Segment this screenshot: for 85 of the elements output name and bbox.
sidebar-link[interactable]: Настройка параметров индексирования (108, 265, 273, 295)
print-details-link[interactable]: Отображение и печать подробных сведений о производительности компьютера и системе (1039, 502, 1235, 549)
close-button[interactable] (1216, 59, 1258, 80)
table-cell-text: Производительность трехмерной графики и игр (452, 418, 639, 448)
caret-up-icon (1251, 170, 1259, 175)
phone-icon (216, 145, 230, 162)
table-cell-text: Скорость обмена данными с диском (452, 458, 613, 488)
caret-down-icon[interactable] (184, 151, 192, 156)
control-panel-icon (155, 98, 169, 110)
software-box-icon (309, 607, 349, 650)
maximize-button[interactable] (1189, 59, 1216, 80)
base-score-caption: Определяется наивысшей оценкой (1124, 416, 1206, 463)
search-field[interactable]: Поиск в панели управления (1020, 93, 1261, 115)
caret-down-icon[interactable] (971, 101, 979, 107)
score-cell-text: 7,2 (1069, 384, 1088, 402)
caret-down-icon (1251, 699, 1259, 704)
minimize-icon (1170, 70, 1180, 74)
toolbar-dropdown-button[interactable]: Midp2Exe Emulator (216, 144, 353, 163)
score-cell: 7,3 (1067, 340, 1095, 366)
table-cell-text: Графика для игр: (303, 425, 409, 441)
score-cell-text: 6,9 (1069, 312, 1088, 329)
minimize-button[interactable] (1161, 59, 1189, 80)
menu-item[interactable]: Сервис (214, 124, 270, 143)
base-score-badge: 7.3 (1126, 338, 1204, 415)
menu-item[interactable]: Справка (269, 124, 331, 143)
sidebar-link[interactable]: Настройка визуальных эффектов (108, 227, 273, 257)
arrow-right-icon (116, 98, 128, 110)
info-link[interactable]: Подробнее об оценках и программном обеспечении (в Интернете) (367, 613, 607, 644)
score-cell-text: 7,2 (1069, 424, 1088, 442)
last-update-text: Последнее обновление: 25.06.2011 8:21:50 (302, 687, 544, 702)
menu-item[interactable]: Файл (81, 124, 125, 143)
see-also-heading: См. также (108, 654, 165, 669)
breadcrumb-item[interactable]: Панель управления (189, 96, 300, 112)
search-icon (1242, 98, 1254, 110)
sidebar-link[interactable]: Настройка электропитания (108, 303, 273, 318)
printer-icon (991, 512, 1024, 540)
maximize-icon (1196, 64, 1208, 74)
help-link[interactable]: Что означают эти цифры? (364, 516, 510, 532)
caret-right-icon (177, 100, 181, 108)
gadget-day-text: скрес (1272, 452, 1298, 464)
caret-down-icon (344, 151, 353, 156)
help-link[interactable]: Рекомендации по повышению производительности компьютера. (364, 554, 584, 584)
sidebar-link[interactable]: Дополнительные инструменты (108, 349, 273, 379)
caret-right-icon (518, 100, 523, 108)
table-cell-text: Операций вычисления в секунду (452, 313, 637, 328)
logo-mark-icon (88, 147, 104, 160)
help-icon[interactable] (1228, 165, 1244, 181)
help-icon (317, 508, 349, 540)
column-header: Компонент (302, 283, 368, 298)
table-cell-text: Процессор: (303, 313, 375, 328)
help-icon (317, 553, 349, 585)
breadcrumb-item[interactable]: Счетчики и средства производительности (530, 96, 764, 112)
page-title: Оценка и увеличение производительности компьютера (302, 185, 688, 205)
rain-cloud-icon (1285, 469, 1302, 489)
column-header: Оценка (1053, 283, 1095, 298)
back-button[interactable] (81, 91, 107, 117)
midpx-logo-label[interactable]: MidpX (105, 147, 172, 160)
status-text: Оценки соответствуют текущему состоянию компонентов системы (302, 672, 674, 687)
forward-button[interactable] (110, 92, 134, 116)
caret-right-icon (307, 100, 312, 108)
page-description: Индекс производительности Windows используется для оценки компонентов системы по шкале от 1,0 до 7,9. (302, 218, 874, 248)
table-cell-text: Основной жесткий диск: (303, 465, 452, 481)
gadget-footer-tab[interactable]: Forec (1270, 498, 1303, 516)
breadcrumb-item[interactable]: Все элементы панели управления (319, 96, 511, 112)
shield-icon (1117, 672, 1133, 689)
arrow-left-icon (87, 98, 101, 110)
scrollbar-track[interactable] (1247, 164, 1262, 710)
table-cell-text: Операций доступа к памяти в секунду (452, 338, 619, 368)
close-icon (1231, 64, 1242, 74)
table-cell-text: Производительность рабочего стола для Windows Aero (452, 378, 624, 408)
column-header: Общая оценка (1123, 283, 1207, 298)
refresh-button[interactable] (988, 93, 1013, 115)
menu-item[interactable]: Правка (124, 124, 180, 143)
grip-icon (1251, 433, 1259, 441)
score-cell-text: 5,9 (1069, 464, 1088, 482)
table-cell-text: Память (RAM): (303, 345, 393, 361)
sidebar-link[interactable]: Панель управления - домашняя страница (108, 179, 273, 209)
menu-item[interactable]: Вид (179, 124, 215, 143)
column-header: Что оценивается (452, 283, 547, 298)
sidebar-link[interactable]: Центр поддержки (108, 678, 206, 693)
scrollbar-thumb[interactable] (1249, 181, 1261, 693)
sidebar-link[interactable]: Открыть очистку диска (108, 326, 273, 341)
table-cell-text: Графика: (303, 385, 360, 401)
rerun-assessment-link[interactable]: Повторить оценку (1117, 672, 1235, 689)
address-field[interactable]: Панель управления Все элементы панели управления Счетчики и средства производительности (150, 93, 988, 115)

================================

Prompt: Convert the records above into a Markdown table with the columns Row and Line, numbering each line in order and leaving out blank lines.

Reply:
| Row | Line |
|---|---|
| 1 | Segment this screenshot: for 85 of the elements output name and bbox. |
| 2 | sidebar-link[interactable]: Настройка параметров индексирования (108, 265, 273, 295) |
| 3 | print-details-link[interactable]: Отображение и печать подробных сведений о производительности компьютера и системе (1039, 502, 1235, 549) |
| 4 | close-button[interactable] (1216, 59, 1258, 80) |
| 5 | table-cell-text: Производительность трехмерной графики и игр (452, 418, 639, 448) |
| 6 | caret-up-icon (1251, 170, 1259, 175) |
| 7 | phone-icon (216, 145, 230, 162) |
| 8 | table-cell-text: Скорость обмена данными с диском (452, 458, 613, 488) |
| 9 | caret-down-icon[interactable] (184, 151, 192, 156) |
| 10 | control-panel-icon (155, 98, 169, 110) |
| 11 | software-box-icon (309, 607, 349, 650) |
| 12 | maximize-button[interactable] (1189, 59, 1216, 80) |
| 13 | base-score-caption: Определяется наивысшей оценкой (1124, 416, 1206, 463) |
| 14 | search-field[interactable]: Поиск в панели управления (1020, 93, 1261, 115) |
| 15 | caret-down-icon[interactable] (971, 101, 979, 107) |
| 16 | score-cell-text: 7,2 (1069, 384, 1088, 402) |
| 17 | caret-down-icon (1251, 699, 1259, 704) |
| 18 | minimize-icon (1170, 70, 1180, 74) |
| 19 | toolbar-dropdown-button[interactable]: Midp2Exe Emulator (216, 144, 353, 163) |
| 20 | score-cell: 7,3 (1067, 340, 1095, 366) |
| 21 | table-cell-text: Графика для игр: (303, 425, 409, 441) |
| 22 | score-cell-text: 6,9 (1069, 312, 1088, 329) |
| 23 | minimize-button[interactable] (1161, 59, 1189, 80) |
| 24 | menu-item[interactable]: Сервис (214, 124, 270, 143) |
| 25 | base-score-badge: 7.3 (1126, 338, 1204, 415) |
| 26 | menu-item[interactable]: Справка (269, 124, 331, 143) |
| 27 | sidebar-link[interactable]: Настройка визуальных эффектов (108, 227, 273, 257) |
| 28 | arrow-right-icon (116, 98, 128, 110) |
| 29 | info-link[interactable]: Подробнее об оценках и программном обеспечении (в Интернете) (367, 613, 607, 644) |
| 30 | score-cell-text: 7,2 (1069, 424, 1088, 442) |
| 31 | last-update-text: Последнее обновление: 25.06.2011 8:21:50 (302, 687, 544, 702) |
| 32 | menu-item[interactable]: Файл (81, 124, 125, 143) |
| 33 | see-also-heading: См. также (108, 654, 165, 669) |
| 34 | breadcrumb-item[interactable]: Панель управления (189, 96, 300, 112) |
| 35 | search-icon (1242, 98, 1254, 110) |
| 36 | sidebar-link[interactable]: Настройка электропитания (108, 303, 273, 318) |
| 37 | printer-icon (991, 512, 1024, 540) |
| 38 | maximize-icon (1196, 64, 1208, 74) |
| 39 | help-link[interactable]: Что означают эти цифры? (364, 516, 510, 532) |
| 40 | caret-right-icon (177, 100, 181, 108) |
| 41 | gadget-day-text: скрес (1272, 452, 1298, 464) |
| 42 | caret-down-icon (344, 151, 353, 156) |
| 43 | help-link[interactable]: Рекомендации по повышению производительности компьютера. (364, 554, 584, 584) |
| 44 | sidebar-link[interactable]: Дополнительные инструменты (108, 349, 273, 379) |
| 45 | caret-right-icon (518, 100, 523, 108) |
| 46 | table-cell-text: Операций вычисления в секунду (452, 313, 637, 328) |
| 47 | logo-mark-icon (88, 147, 104, 160) |
| 48 | help-icon[interactable] (1228, 165, 1244, 181) |
| 49 | help-icon (317, 508, 349, 540) |
| 50 | column-header: Компонент (302, 283, 368, 298) |
| 51 | table-cell-text: Процессор: (303, 313, 375, 328) |
| 52 | help-icon (317, 553, 349, 585) |
| 53 | breadcrumb-item[interactable]: Счетчики и средства производительности (530, 96, 764, 112) |
| 54 | page-title: Оценка и увеличение производительности компьютера (302, 185, 688, 205) |
| 55 | rain-cloud-icon (1285, 469, 1302, 489) |
| 56 | column-header: Оценка (1053, 283, 1095, 298) |
| 57 | back-button[interactable] (81, 91, 107, 117) |
| 58 | midpx-logo-label[interactable]: MidpX (105, 147, 172, 160) |
| 59 | status-text: Оценки соответствуют текущему состоянию компонентов системы (302, 672, 674, 687) |
| 60 | forward-button[interactable] (110, 92, 134, 116) |
| 61 | caret-right-icon (307, 100, 312, 108) |
| 62 | page-description: Индекс производительности Windows используется для оценки компонентов системы по шкале от 1,0 до 7,9. (302, 218, 874, 248) |
| 63 | table-cell-text: Основной жесткий диск: (303, 465, 452, 481) |
| 64 | gadget-footer-tab[interactable]: Forec (1270, 498, 1303, 516) |
| 65 | breadcrumb-item[interactable]: Все элементы панели управления (319, 96, 511, 112) |
| 66 | shield-icon (1117, 672, 1133, 689) |
| 67 | arrow-left-icon (87, 98, 101, 110) |
| 68 | scrollbar-track[interactable] (1247, 164, 1262, 710) |
| 69 | table-cell-text: Операций доступа к памяти в секунду (452, 338, 619, 368) |
| 70 | close-icon (1231, 64, 1242, 74) |
| 71 | table-cell-text: Производительность рабочего стола для Windows Aero (452, 378, 624, 408) |
| 72 | column-header: Общая оценка (1123, 283, 1207, 298) |
| 73 | refresh-button[interactable] (988, 93, 1013, 115) |
| 74 | menu-item[interactable]: Правка (124, 124, 180, 143) |
| 75 | grip-icon (1251, 433, 1259, 441) |
| 76 | score-cell-text: 5,9 (1069, 464, 1088, 482) |
| 77 | table-cell-text: Память (RAM): (303, 345, 393, 361) |
| 78 | sidebar-link[interactable]: Панель управления - домашняя страница (108, 179, 273, 209) |
| 79 | menu-item[interactable]: Вид (179, 124, 215, 143) |
| 80 | column-header: Что оценивается (452, 283, 547, 298) |
| 81 | sidebar-link[interactable]: Центр поддержки (108, 678, 206, 693) |
| 82 | scrollbar-thumb[interactable] (1249, 181, 1261, 693) |
| 83 | sidebar-link[interactable]: Открыть очистку диска (108, 326, 273, 341) |
| 84 | table-cell-text: Графика: (303, 385, 360, 401) |
| 85 | rerun-assessment-link[interactable]: Повторить оценку (1117, 672, 1235, 689) |
| 86 | address-field[interactable]: Панель управления Все элементы панели управления Счетчики и средства производительности (150, 93, 988, 115) |